*Challenge*:
Locate each line holding the string "Specificity" and copy it.

*Source data*:
○ ○ ○ ○

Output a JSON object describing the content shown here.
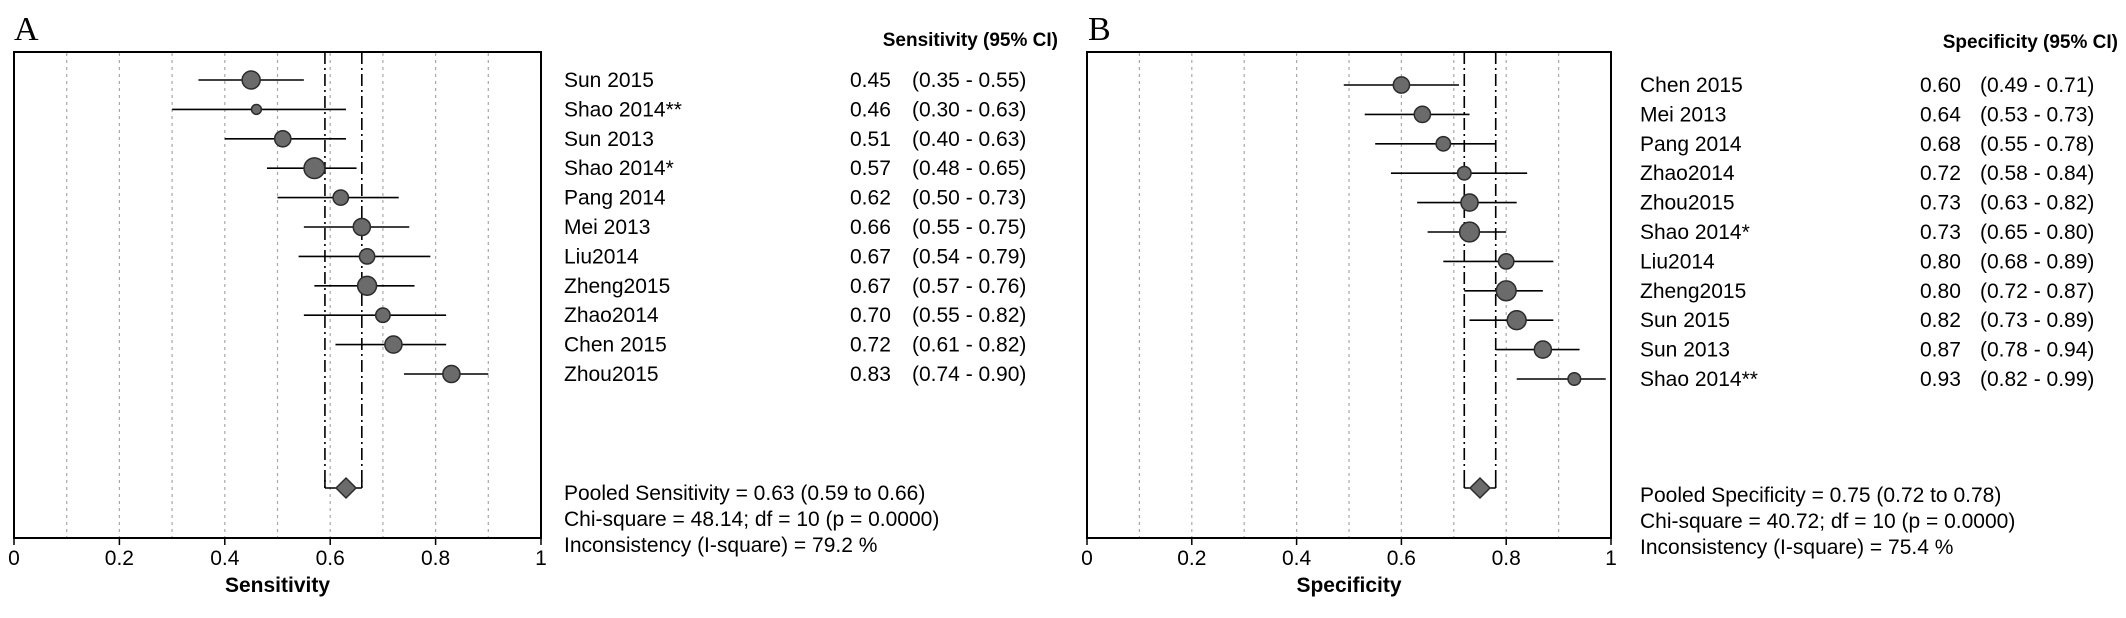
{
  "chart_data": [
    {
      "type": "forest",
      "panel_label": "A",
      "column_header": "Sensitivity (95% CI)",
      "xlabel": "Sensitivity",
      "xlim": [
        0,
        1
      ],
      "xticks": [
        "0",
        "0.2",
        "0.4",
        "0.6",
        "0.8",
        "1"
      ],
      "grid": true,
      "pooled": {
        "estimate": 0.63,
        "ci_low": 0.59,
        "ci_high": 0.66
      },
      "studies": [
        {
          "name": "Sun 2015",
          "value": "0.45",
          "ci": "(0.35 - 0.55)",
          "est": 0.45,
          "lo": 0.35,
          "hi": 0.55,
          "weight": 1.0
        },
        {
          "name": "Shao 2014**",
          "value": "0.46",
          "ci": "(0.30 - 0.63)",
          "est": 0.46,
          "lo": 0.3,
          "hi": 0.63,
          "weight": 0.55
        },
        {
          "name": "Sun 2013",
          "value": "0.51",
          "ci": "(0.40 - 0.63)",
          "est": 0.51,
          "lo": 0.4,
          "hi": 0.63,
          "weight": 0.9
        },
        {
          "name": "Shao 2014*",
          "value": "0.57",
          "ci": "(0.48 - 0.65)",
          "est": 0.57,
          "lo": 0.48,
          "hi": 0.65,
          "weight": 1.15
        },
        {
          "name": "Pang 2014",
          "value": "0.62",
          "ci": "(0.50 - 0.73)",
          "est": 0.62,
          "lo": 0.5,
          "hi": 0.73,
          "weight": 0.85
        },
        {
          "name": "Mei 2013",
          "value": "0.66",
          "ci": "(0.55 - 0.75)",
          "est": 0.66,
          "lo": 0.55,
          "hi": 0.75,
          "weight": 0.95
        },
        {
          "name": "Liu2014",
          "value": "0.67",
          "ci": "(0.54 - 0.79)",
          "est": 0.67,
          "lo": 0.54,
          "hi": 0.79,
          "weight": 0.85
        },
        {
          "name": "Zheng2015",
          "value": "0.67",
          "ci": "(0.57 - 0.76)",
          "est": 0.67,
          "lo": 0.57,
          "hi": 0.76,
          "weight": 1.05
        },
        {
          "name": "Zhao2014",
          "value": "0.70",
          "ci": "(0.55 - 0.82)",
          "est": 0.7,
          "lo": 0.55,
          "hi": 0.82,
          "weight": 0.8
        },
        {
          "name": "Chen 2015",
          "value": "0.72",
          "ci": "(0.61 - 0.82)",
          "est": 0.72,
          "lo": 0.61,
          "hi": 0.82,
          "weight": 0.95
        },
        {
          "name": "Zhou2015",
          "value": "0.83",
          "ci": "(0.74 - 0.90)",
          "est": 0.83,
          "lo": 0.74,
          "hi": 0.9,
          "weight": 0.95
        }
      ],
      "summary_lines": [
        "Pooled Sensitivity = 0.63 (0.59 to 0.66)",
        "Chi-square = 48.14; df =  10 (p = 0.0000)",
        "Inconsistency (I-square) = 79.2 %"
      ]
    },
    {
      "type": "forest",
      "panel_label": "B",
      "column_header": "Specificity (95% CI)",
      "xlabel": "Specificity",
      "xlim": [
        0,
        1
      ],
      "xticks": [
        "0",
        "0.2",
        "0.4",
        "0.6",
        "0.8",
        "1"
      ],
      "grid": true,
      "pooled": {
        "estimate": 0.75,
        "ci_low": 0.72,
        "ci_high": 0.78
      },
      "studies": [
        {
          "name": "Chen 2015",
          "value": "0.60",
          "ci": "(0.49 - 0.71)",
          "est": 0.6,
          "lo": 0.49,
          "hi": 0.71,
          "weight": 0.9
        },
        {
          "name": "Mei 2013",
          "value": "0.64",
          "ci": "(0.53 - 0.73)",
          "est": 0.64,
          "lo": 0.53,
          "hi": 0.73,
          "weight": 0.9
        },
        {
          "name": "Pang 2014",
          "value": "0.68",
          "ci": "(0.55 - 0.78)",
          "est": 0.68,
          "lo": 0.55,
          "hi": 0.78,
          "weight": 0.8
        },
        {
          "name": "Zhao2014",
          "value": "0.72",
          "ci": "(0.58 - 0.84)",
          "est": 0.72,
          "lo": 0.58,
          "hi": 0.84,
          "weight": 0.75
        },
        {
          "name": "Zhou2015",
          "value": "0.73",
          "ci": "(0.63 - 0.82)",
          "est": 0.73,
          "lo": 0.63,
          "hi": 0.82,
          "weight": 0.95
        },
        {
          "name": "Shao 2014*",
          "value": "0.73",
          "ci": "(0.65 - 0.80)",
          "est": 0.73,
          "lo": 0.65,
          "hi": 0.8,
          "weight": 1.1
        },
        {
          "name": "Liu2014",
          "value": "0.80",
          "ci": "(0.68 - 0.89)",
          "est": 0.8,
          "lo": 0.68,
          "hi": 0.89,
          "weight": 0.85
        },
        {
          "name": "Zheng2015",
          "value": "0.80",
          "ci": "(0.72 - 0.87)",
          "est": 0.8,
          "lo": 0.72,
          "hi": 0.87,
          "weight": 1.1
        },
        {
          "name": "Sun 2015",
          "value": "0.82",
          "ci": "(0.73 - 0.89)",
          "est": 0.82,
          "lo": 0.73,
          "hi": 0.89,
          "weight": 1.05
        },
        {
          "name": "Sun 2013",
          "value": "0.87",
          "ci": "(0.78 - 0.94)",
          "est": 0.87,
          "lo": 0.78,
          "hi": 0.94,
          "weight": 0.95
        },
        {
          "name": "Shao 2014**",
          "value": "0.93",
          "ci": "(0.82 - 0.99)",
          "est": 0.93,
          "lo": 0.82,
          "hi": 0.99,
          "weight": 0.7
        }
      ],
      "summary_lines": [
        "Pooled Specificity = 0.75 (0.72 to 0.78)",
        "Chi-square = 40.72; df =  10 (p = 0.0000)",
        "Inconsistency (I-square) = 75.4 %"
      ]
    }
  ],
  "colors": {
    "marker_fill": "#6b6b6b",
    "marker_stroke": "#2b2b2b",
    "grid": "#a8a8a8",
    "frame": "#000000",
    "pooled_line": "#000000"
  }
}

○ ○ ○ ○

*Correct answer*:
      "column_header": "Specificity (95% CI)",
      "xlabel": "Specificity",
        "Pooled Specificity = 0.75 (0.72 to 0.78)",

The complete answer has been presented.